___ Supplied material

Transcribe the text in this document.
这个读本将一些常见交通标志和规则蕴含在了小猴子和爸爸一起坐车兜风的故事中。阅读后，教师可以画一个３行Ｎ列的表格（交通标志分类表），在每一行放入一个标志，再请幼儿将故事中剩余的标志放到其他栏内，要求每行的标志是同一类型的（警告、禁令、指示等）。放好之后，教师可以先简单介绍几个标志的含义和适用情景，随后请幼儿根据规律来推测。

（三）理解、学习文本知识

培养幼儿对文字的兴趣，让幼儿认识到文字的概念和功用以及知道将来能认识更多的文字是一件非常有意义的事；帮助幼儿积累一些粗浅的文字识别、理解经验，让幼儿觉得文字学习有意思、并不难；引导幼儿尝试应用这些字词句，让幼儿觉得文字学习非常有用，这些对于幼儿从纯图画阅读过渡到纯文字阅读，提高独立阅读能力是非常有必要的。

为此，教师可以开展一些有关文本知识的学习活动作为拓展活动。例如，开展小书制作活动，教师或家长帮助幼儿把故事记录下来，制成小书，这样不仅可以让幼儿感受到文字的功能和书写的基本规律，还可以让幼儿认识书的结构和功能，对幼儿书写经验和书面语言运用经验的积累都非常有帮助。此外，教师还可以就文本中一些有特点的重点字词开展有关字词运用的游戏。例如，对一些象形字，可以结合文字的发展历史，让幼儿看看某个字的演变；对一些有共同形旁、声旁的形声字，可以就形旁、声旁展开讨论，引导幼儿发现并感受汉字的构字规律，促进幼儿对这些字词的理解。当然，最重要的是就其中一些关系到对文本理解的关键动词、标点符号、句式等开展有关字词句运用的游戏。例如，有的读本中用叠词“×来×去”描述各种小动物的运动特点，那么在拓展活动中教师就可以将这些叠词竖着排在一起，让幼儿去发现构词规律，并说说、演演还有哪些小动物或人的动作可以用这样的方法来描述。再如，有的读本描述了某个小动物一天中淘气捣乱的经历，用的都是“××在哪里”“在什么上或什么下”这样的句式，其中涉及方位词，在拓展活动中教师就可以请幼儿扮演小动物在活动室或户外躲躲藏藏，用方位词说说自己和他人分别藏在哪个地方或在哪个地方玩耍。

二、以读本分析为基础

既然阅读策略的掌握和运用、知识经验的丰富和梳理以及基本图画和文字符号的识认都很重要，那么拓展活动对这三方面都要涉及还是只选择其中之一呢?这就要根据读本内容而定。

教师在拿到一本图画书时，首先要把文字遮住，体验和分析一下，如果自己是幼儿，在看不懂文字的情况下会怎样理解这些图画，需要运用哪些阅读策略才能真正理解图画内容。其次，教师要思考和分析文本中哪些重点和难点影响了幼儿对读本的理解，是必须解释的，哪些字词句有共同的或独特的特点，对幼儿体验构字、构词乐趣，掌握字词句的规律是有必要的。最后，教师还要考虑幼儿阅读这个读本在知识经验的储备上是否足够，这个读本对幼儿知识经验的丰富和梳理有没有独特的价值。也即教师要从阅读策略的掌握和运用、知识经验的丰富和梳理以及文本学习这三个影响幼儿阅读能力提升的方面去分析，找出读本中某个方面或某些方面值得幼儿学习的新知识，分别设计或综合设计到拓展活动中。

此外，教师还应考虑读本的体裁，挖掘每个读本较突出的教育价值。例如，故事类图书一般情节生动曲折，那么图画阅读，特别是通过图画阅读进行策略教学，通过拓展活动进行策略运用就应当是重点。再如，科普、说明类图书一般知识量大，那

______

Task brief =
Send back all of the entries exactly, with nothing missing.

Output for this exercise =
Transcribe the text in this document.
这个读本将一些常见交通标志和规则蕴含在了小猴子和爸爸一起坐车兜风的故事中。阅读后，教师可以画一个３行Ｎ列的表格（交通标志分类表），在每一行放入一个标志，再请幼儿将故事中剩余的标志放到其他栏内，要求每行的标志是同一类型的（警告、禁令、指示等）。放好之后，教师可以先简单介绍几个标志的含义和适用情景，随后请幼儿根据规律来推测。

（三）理解、学习文本知识

培养幼儿对文字的兴趣，让幼儿认识到文字的概念和功用以及知道将来能认识更多的文字是一件非常有意义的事；帮助幼儿积累一些粗浅的文字识别、理解经验，让幼儿觉得文字学习有意思、并不难；引导幼儿尝试应用这些字词句，让幼儿觉得文字学习非常有用，这些对于幼儿从纯图画阅读过渡到纯文字阅读，提高独立阅读能力是非常有必要的。

为此，教师可以开展一些有关文本知识的学习活动作为拓展活动。例如，开展小书制作活动，教师或家长帮助幼儿把故事记录下来，制成小书，这样不仅可以让幼儿感受到文字的功能和书写的基本规律，还可以让幼儿认识书的结构和功能，对幼儿书写经验和书面语言运用经验的积累都非常有帮助。此外，教师还可以就文本中一些有特点的重点字词开展有关字词运用的游戏。例如，对一些象形字，可以结合文字的发展历史，让幼儿看看某个字的演变；对一些有共同形旁、声旁的形声字，可以就形旁、声旁展开讨论，引导幼儿发现并感受汉字的构字规律，促进幼儿对这些字词的理解。当然，最重要的是就其中一些关系到对文本理解的关键动词、标点符号、句式等开展有关字词句运用的游戏。例如，有的读本中用叠词“×来×去”描述各种小动物的运动特点，那么在拓展活动中教师就可以将这些叠词竖着排在一起，让幼儿去发现构词规律，并说说、演演还有哪些小动物或人的动作可以用这样的方法来描述。再如，有的读本描述了某个小动物一天中淘气捣乱的经历，用的都是“××在哪里”“在什么上或什么下”这样的句式，其中涉及方位词，在拓展活动中教师就可以请幼儿扮演小动物在活动室或户外躲躲藏藏，用方位词说说自己和他人分别藏在哪个地方或在哪个地方玩耍。

二、以读本分析为基础

既然阅读策略的掌握和运用、知识经验的丰富和梳理以及基本图画和文字符号的识认都很重要，那么拓展活动对这三方面都要涉及还是只选择其中之一呢?这就要根据读本内容而定。

教师在拿到一本图画书时，首先要把文字遮住，体验和分析一下，如果自己是幼儿，在看不懂文字的情况下会怎样理解这些图画，需要运用哪些阅读策略才能真正理解图画内容。其次，教师要思考和分析文本中哪些重点和难点影响了幼儿对读本的理解，是必须解释的，哪些字词句有共同的或独特的特点，对幼儿体验构字、构词乐趣，掌握字词句的规律是有必要的。最后，教师还要考虑幼儿阅读这个读本在知识经验的储备上是否足够，这个读本对幼儿知识经验的丰富和梳理有没有独特的价值。也即教师要从阅读策略的掌握和运用、知识经验的丰富和梳理以及文本学习这三个影响幼儿阅读能力提升的方面去分析，找出读本中某个方面或某些方面值得幼儿学习的新知识，分别设计或综合设计到拓展活动中。

此外，教师还应考虑读本的体裁，挖掘每个读本较突出的教育价值。例如，故事类图书一般情节生动曲折，那么图画阅读，特别是通过图画阅读进行策略教学，通过拓展活动进行策略运用就应当是重点。再如，科普、说明类图书一般知识量大，那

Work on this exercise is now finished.